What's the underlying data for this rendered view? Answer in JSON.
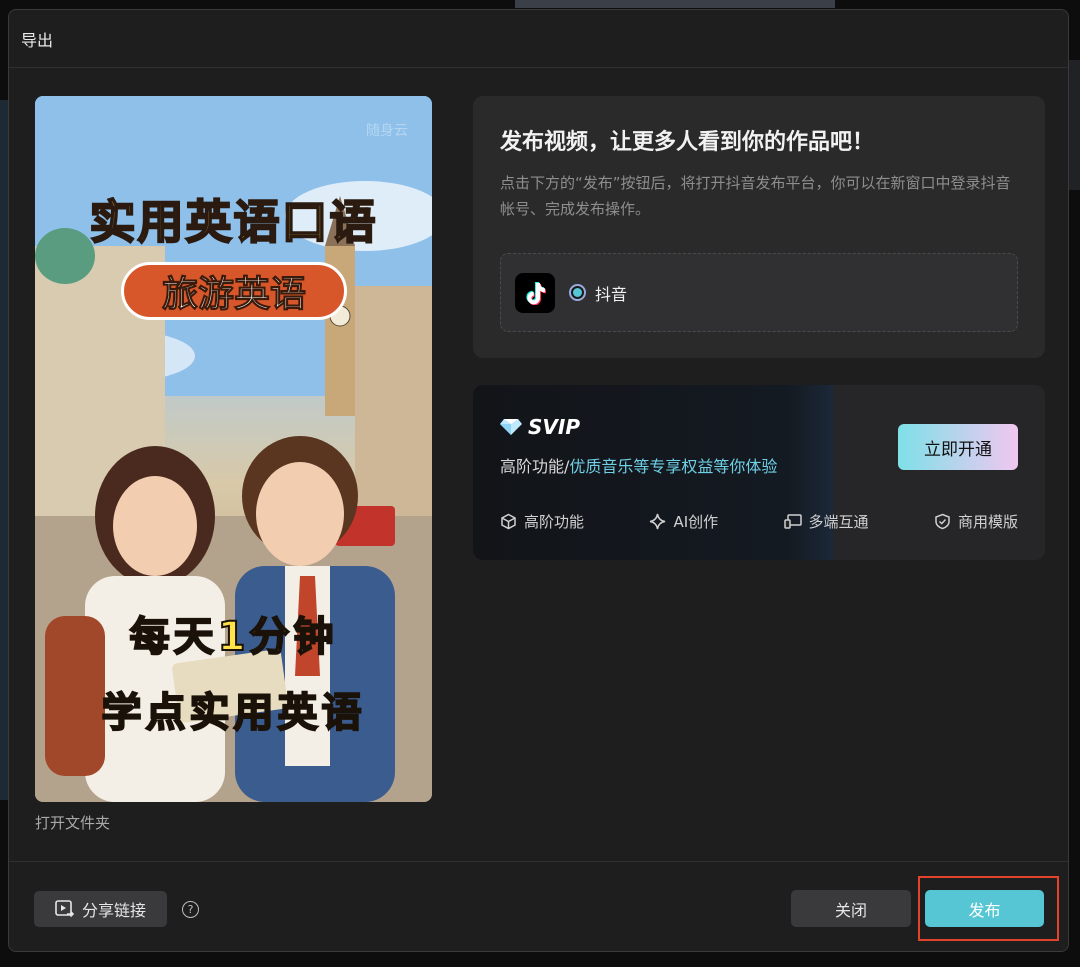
{
  "dialog": {
    "title": "导出"
  },
  "cover": {
    "logo_text": "随身云",
    "title_main": "实用英语口语",
    "title_pill": "旅游英语",
    "line1": "每天1分钟",
    "line2": "学点实用英语"
  },
  "open_folder": "打开文件夹",
  "publish_card": {
    "heading": "发布视频，让更多人看到你的作品吧！",
    "description": "点击下方的“发布”按钮后，将打开抖音发布平台，你可以在新窗口中登录抖音帐号、完成发布操作。",
    "platform": {
      "label": "抖音",
      "icon": "tiktok-icon",
      "selected": true
    }
  },
  "svip_card": {
    "badge": "SVIP",
    "desc_prefix": "高阶功能/",
    "desc_highlight": "优质音乐等专享权益等你体验",
    "cta": "立即开通",
    "features": [
      {
        "label": "高阶功能",
        "icon": "cube-icon"
      },
      {
        "label": "AI创作",
        "icon": "sparkle-icon"
      },
      {
        "label": "多端互通",
        "icon": "devices-icon"
      },
      {
        "label": "商用模版",
        "icon": "shield-check-icon"
      }
    ],
    "accent": "#56c6d4"
  },
  "footer": {
    "share_label": "分享链接",
    "help": "?",
    "close_label": "关闭",
    "publish_label": "发布"
  }
}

Task goal
Leave images out of the retyped records; keep all else exact.

The reply
What's the underlying data for this rendered view? Answer in JSON.
{
  "dialog": {
    "title": "导出"
  },
  "cover": {
    "logo_text": "随身云",
    "title_main": "实用英语口语",
    "title_pill": "旅游英语",
    "line1": "每天1分钟",
    "line2": "学点实用英语"
  },
  "open_folder": "打开文件夹",
  "publish_card": {
    "heading": "发布视频，让更多人看到你的作品吧！",
    "description": "点击下方的“发布”按钮后，将打开抖音发布平台，你可以在新窗口中登录抖音帐号、完成发布操作。",
    "platform": {
      "label": "抖音",
      "icon": "tiktok-icon",
      "selected": true
    }
  },
  "svip_card": {
    "badge": "SVIP",
    "desc_prefix": "高阶功能/",
    "desc_highlight": "优质音乐等专享权益等你体验",
    "cta": "立即开通",
    "features": [
      {
        "label": "高阶功能",
        "icon": "cube-icon"
      },
      {
        "label": "AI创作",
        "icon": "sparkle-icon"
      },
      {
        "label": "多端互通",
        "icon": "devices-icon"
      },
      {
        "label": "商用模版",
        "icon": "shield-check-icon"
      }
    ],
    "accent": "#56c6d4"
  },
  "footer": {
    "share_label": "分享链接",
    "help": "?",
    "close_label": "关闭",
    "publish_label": "发布"
  }
}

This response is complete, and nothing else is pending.